▶ [What the task asks]
Wherever the word "dengan" turns up in a line of the entries, copy that line.

** Begin Records supplied **

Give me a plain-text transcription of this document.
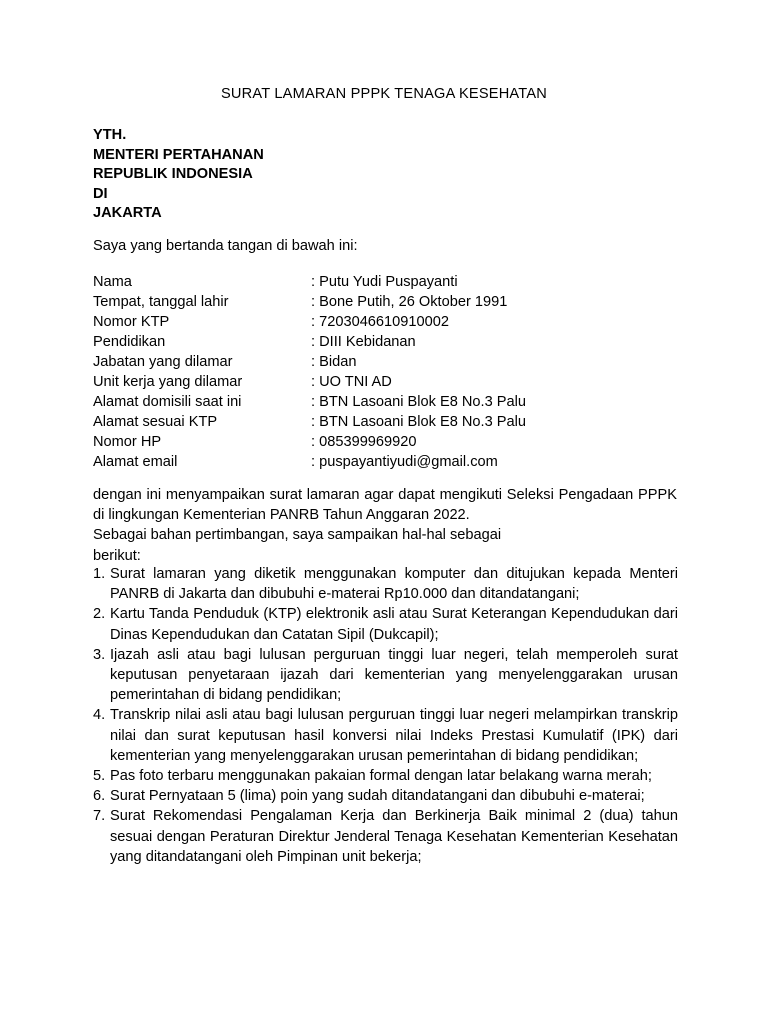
SURAT LAMARAN PPPK TENAGA KESEHATAN
YTH.
MENTERI PERTAHANAN
REPUBLIK INDONESIA
DI
JAKARTA
Saya yang bertanda tangan di bawah ini:
Nama	: Putu Yudi Puspayanti
Tempat, tanggal lahir	: Bone Putih, 26 Oktober 1991
Nomor KTP	: 7203046610910002
Pendidikan	: DIII Kebidanan
Jabatan yang dilamar	: Bidan
Unit kerja yang dilamar	: UO TNI AD
Alamat domisili saat ini	: BTN Lasoani Blok E8 No.3 Palu
Alamat sesuai KTP	: BTN Lasoani Blok E8 No.3 Palu
Nomor HP	: 085399969920
Alamat email	: puspayantiyudi@gmail.com

dengan ini menyampaikan surat lamaran agar dapat mengikuti Seleksi Pengadaan PPPK di lingkungan Kementerian PANRB Tahun Anggaran 2022.

Sebagai bahan pertimbangan, saya sampaikan hal-hal sebagai

berikut:

1. Surat lamaran yang diketik menggunakan komputer dan ditujukan kepada Menteri PANRB di Jakarta dan dibubuhi e-materai Rp10.000 dan ditandatangani;
2. Kartu Tanda Penduduk (KTP) elektronik asli atau Surat Keterangan Kependudukan dari Dinas Kependudukan dan Catatan Sipil (Dukcapil);
3. Ijazah asli atau bagi lulusan perguruan tinggi luar negeri, telah memperoleh surat keputusan penyetaraan ijazah dari kementerian yang menyelenggarakan urusan pemerintahan di bidang pendidikan;
4. Transkrip nilai asli atau bagi lulusan perguruan tinggi luar negeri melampirkan transkrip nilai dan surat keputusan hasil konversi nilai Indeks Prestasi Kumulatif (IPK) dari kementerian yang menyelenggarakan urusan pemerintahan di bidang pendidikan;
5. Pas foto terbaru menggunakan pakaian formal dengan latar belakang warna merah;
6. Surat Pernyataan 5 (lima) poin yang sudah ditandatangani dan dibubuhi e-materai;
7. Surat Rekomendasi Pengalaman Kerja dan Berkinerja Baik minimal 2 (dua) tahun sesuai dengan Peraturan Direktur Jenderal Tenaga Kesehatan Kementerian Kesehatan yang ditandatangani oleh Pimpinan unit bekerja;
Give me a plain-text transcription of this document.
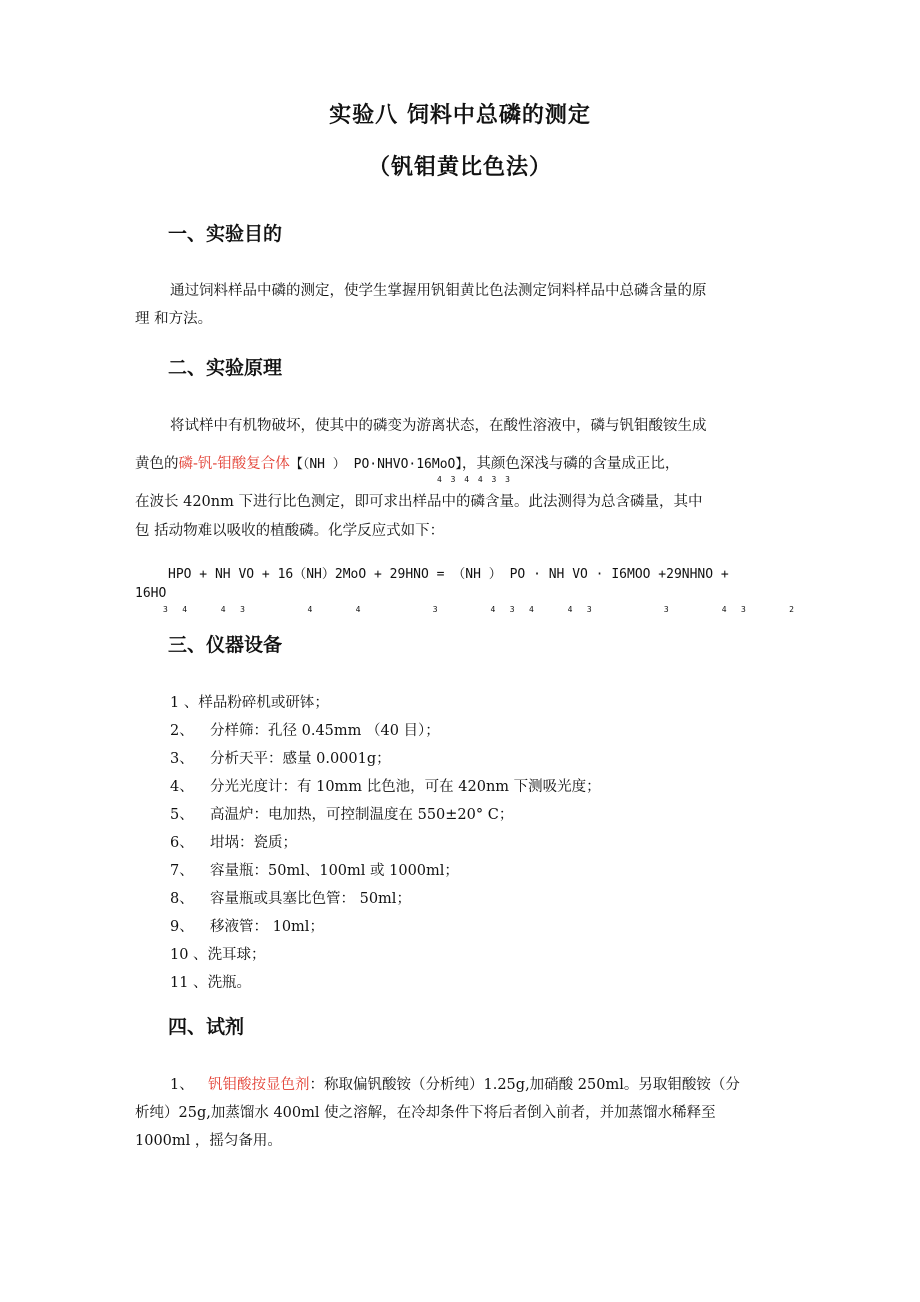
实验八 饲料中总磷的测定
（钒钼黄比色法）
一、实验目的
通过饲料样品中磷的测定，使学生掌握用钒钼黄比色法测定饲料样品中总磷含量的原
理 和方法。
二、实验原理
将试样中有机物破坏，使其中的磷变为游离状态，在酸性溶液中，磷与钒钼酸铵生成
黄色的磷-钒-钼酸复合体【（NH ） PO·NHVO·16MoO】，其颜色深浅与磷的含量成正比，
4 3 4 4 3 3
在波长 420nm 下进行比色测定，即可求出样品中的磷含量。此法测得为总含磷量，其中
包 括动物难以吸收的植酸磷。化学反应式如下：
HPO + NH VO + 16（NH）2MoO + 29HNO = （NH ） PO · NH VO · I6MOO +29NHNO +
16HO
3   4       4   3             4         4               3           4   3   4       4   3               3           4   3         2
三、仪器设备
1 、样品粉碎机或研钵；
2、 分样筛：孔径 0.45mm （40 目）；
3、 分析天平：感量 0.0001g；
4、 分光光度计：有 10mm 比色池，可在 420nm 下测吸光度；
5、 高温炉：电加热，可控制温度在 550±20° C；
6、 坩埚：瓷质；
7、 容量瓶：50ml、100ml 或 1000ml；
8、 容量瓶或具塞比色管： 50ml；
9、 移液管： 10ml；
10 、洗耳球；
11 、洗瓶。
四、试剂
1、 钒钼酸按显色剂：称取偏钒酸铵（分析纯）1.25g,加硝酸 250ml。另取钼酸铵（分
析纯）25g,加蒸馏水 400ml 使之溶解，在冷却条件下将后者倒入前者，并加蒸馏水稀释至
1000ml ，摇匀备用。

** End Records supplied **

▶ [Expected answer]
dengan ini menyampaikan surat lamaran agar dapat mengikuti Seleksi Pengadaan PPPK di lingkungan Kementerian PANRB Tahun Anggaran 2022.
5. Pas foto terbaru menggunakan pakaian formal dengan latar belakang warna merah;
7. Surat Rekomendasi Pengalaman Kerja dan Berkinerja Baik minimal 2 (dua) tahun sesuai dengan Peraturan Direktur Jenderal Tenaga Kesehatan Kementerian Kesehatan yang ditandatangani oleh Pimpinan unit bekerja;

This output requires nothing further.